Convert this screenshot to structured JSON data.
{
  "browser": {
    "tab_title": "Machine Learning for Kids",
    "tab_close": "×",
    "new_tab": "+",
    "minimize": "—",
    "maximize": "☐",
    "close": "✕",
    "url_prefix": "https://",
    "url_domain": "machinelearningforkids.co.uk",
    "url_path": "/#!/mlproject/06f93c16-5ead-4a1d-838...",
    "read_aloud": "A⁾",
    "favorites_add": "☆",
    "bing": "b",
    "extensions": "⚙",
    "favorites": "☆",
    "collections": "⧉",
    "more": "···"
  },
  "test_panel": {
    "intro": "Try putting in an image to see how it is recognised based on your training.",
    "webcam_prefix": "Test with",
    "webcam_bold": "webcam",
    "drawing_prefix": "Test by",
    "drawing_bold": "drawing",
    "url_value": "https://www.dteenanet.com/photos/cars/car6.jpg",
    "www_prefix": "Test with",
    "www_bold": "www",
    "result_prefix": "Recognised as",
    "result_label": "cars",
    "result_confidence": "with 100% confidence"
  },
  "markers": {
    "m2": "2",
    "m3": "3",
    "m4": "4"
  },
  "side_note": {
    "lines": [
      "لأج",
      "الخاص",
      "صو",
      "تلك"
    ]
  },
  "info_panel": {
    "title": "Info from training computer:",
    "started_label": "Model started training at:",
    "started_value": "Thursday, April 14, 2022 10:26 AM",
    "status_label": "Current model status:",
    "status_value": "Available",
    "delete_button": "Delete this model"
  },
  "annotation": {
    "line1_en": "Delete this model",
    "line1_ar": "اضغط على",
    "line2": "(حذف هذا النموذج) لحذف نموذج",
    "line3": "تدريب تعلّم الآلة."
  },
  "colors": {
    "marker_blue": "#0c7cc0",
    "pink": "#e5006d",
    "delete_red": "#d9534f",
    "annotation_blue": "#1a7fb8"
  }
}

§ §

Search the listing for the word "this" and return each line that holds it.

Convert this screenshot to structured JSON data.
    "delete_button": "Delete this model"
    "line1_en": "Delete this model",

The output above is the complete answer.